• CONSEGNA:
Riporta parola per parola il tratto dell'articolo sull'omicidio del neonato che va da "Secondo la ricostruzione" fino a "suo figlio agonizzava.".

• TESTO IN ESAME:
———

Uccide figlio neonato con crudeltà inaudita: “Aveva paura di perdere la compagna”, condannato

Pare avesse paura di perdere la compagna e probabilmente per questo ha ucciso il suo bambino neonato in modo orribile. Daniel Gunter, 27 anni, è stato condannato all’ergastolo per l’omicidio del figlioletto, morto a soli 14 giorni di vita nel reparto di terapia intensiva neonatale dello Yeovil District Hospital, nel Somerset. La sentenza, pronunciata dalla Corte di Bristol, prevede un minimo di 20 anni di carcere, dai quali saranno sottratti i 491 giorni già trascorsi in custodia cautelare.
Il piccolo era nato prematuro il 20 febbraio 2024, alla 33esima settimana di gravidanza, con un peso di appena 1,83 chili. Nonostante le difficoltà iniziali, stava facendo progressi e pare stesse per essere dimesso. La sua vita si è spezzata nella maniera più brutale nelle prime ore del 5 marzo 2024, quando le infermiere hanno trovato il suo corpicino nella culla, con lesioni che i medici hanno definito “catastrofiche”: cranio fratturato, collo spezzato, mandibola rotta, oltre a fratture alle gambe, ai polsi e alle caviglie.
Secondo la ricostruzione degli inquirenti, Gunter avrebbe colpito ripetutamente la testa del bambino contro una superficie dura, afferrandolo per le caviglie. Una violenza compiuta mentre gli infermieri si trovavano a pochi metri di distanza, ignari di ciò che stava accadendo. Dopo l’aggressione, l’uomo aveva lasciato il reparto ed era uscito dall’ospedale per fumare, mentre suo figlio agonizzava.
Quando la madre, Sophie Staddon, si era accorta che il neonato era “freddo” e aveva chiesto aiuto, il personale sanitario aveva tentato disperatamente di rianimarlo, ma ogni sforzo si era rivelato inutile. Gunter e la compagna sono stati fermati poco dopo, mentre fumavano all’esterno dell’ospedale. In aula, entrambi hanno negato di aver fatto del male al piccola, ma la donna è stata assolta dall’accusa minore di aver causato o permesso la morte del bambino.

———

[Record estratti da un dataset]
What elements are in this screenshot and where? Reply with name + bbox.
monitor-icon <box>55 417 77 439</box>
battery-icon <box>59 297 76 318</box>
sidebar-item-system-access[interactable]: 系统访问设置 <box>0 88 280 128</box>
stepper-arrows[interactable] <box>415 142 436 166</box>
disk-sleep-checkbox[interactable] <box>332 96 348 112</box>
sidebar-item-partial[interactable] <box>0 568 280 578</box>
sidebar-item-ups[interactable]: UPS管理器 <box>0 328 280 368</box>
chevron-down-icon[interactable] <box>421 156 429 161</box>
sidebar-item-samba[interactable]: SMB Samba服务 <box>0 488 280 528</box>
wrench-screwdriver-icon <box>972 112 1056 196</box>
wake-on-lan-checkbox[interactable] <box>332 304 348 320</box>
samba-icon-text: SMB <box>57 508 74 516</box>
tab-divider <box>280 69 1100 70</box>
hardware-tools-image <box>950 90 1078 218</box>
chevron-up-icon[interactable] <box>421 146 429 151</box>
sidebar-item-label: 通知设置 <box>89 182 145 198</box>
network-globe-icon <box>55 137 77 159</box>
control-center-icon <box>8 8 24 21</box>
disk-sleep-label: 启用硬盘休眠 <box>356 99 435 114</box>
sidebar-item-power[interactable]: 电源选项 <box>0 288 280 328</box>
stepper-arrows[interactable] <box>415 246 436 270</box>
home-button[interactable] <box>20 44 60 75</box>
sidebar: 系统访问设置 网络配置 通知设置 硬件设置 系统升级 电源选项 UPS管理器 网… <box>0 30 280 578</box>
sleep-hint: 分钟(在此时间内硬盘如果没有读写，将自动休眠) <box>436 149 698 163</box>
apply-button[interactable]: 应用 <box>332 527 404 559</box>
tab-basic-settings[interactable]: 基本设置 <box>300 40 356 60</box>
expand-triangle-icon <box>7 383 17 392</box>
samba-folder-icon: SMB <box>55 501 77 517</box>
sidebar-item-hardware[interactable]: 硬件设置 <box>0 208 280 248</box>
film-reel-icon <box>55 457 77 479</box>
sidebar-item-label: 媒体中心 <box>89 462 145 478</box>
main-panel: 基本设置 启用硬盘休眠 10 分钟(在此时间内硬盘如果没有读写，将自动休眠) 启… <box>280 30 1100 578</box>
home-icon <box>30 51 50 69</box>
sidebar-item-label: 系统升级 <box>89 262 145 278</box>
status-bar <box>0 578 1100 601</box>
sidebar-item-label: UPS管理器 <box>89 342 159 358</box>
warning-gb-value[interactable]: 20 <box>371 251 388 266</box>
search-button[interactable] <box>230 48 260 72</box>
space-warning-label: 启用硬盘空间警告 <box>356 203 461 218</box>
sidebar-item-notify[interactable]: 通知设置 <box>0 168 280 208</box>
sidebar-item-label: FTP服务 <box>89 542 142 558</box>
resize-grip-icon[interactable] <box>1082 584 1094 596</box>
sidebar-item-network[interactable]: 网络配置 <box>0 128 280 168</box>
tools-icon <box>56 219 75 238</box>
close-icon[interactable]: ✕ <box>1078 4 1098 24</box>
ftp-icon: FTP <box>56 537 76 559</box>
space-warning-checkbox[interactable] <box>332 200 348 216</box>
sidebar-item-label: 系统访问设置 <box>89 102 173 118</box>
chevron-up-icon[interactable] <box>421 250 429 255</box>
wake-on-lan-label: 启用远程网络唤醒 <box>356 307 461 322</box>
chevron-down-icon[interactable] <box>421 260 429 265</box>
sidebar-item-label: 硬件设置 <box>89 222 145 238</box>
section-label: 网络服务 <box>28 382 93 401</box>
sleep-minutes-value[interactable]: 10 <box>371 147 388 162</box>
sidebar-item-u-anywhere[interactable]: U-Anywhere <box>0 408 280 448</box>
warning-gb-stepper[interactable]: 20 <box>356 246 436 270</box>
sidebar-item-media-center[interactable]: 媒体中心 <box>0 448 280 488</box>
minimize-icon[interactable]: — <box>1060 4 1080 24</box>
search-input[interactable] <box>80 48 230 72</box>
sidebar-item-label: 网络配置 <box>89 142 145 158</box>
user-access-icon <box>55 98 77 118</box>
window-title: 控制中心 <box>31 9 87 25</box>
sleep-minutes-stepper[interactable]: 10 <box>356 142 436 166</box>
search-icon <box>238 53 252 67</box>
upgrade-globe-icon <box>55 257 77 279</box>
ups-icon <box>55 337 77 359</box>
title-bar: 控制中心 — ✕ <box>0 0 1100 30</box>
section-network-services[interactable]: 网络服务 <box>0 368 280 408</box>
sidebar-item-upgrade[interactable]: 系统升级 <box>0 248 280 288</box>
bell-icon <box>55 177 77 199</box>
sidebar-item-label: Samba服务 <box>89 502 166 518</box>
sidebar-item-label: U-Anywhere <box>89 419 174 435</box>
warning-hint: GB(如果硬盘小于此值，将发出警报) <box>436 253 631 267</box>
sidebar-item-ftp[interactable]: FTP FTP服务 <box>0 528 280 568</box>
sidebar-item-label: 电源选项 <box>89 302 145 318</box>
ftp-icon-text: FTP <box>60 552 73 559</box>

———

• SOLUZIONE PROPOSTA:
Secondo la ricostruzione degli inquirenti, Gunter avrebbe colpito ripetutamente la testa del bambino contro una superficie dura, afferrandolo per le caviglie. Una violenza compiuta mentre gli infermieri si trovavano a pochi metri di distanza, ignari di ciò che stava accadendo. Dopo l’aggressione, l’uomo aveva lasciato il reparto ed era uscito dall’ospedale per fumare, mentre suo figlio agonizzava.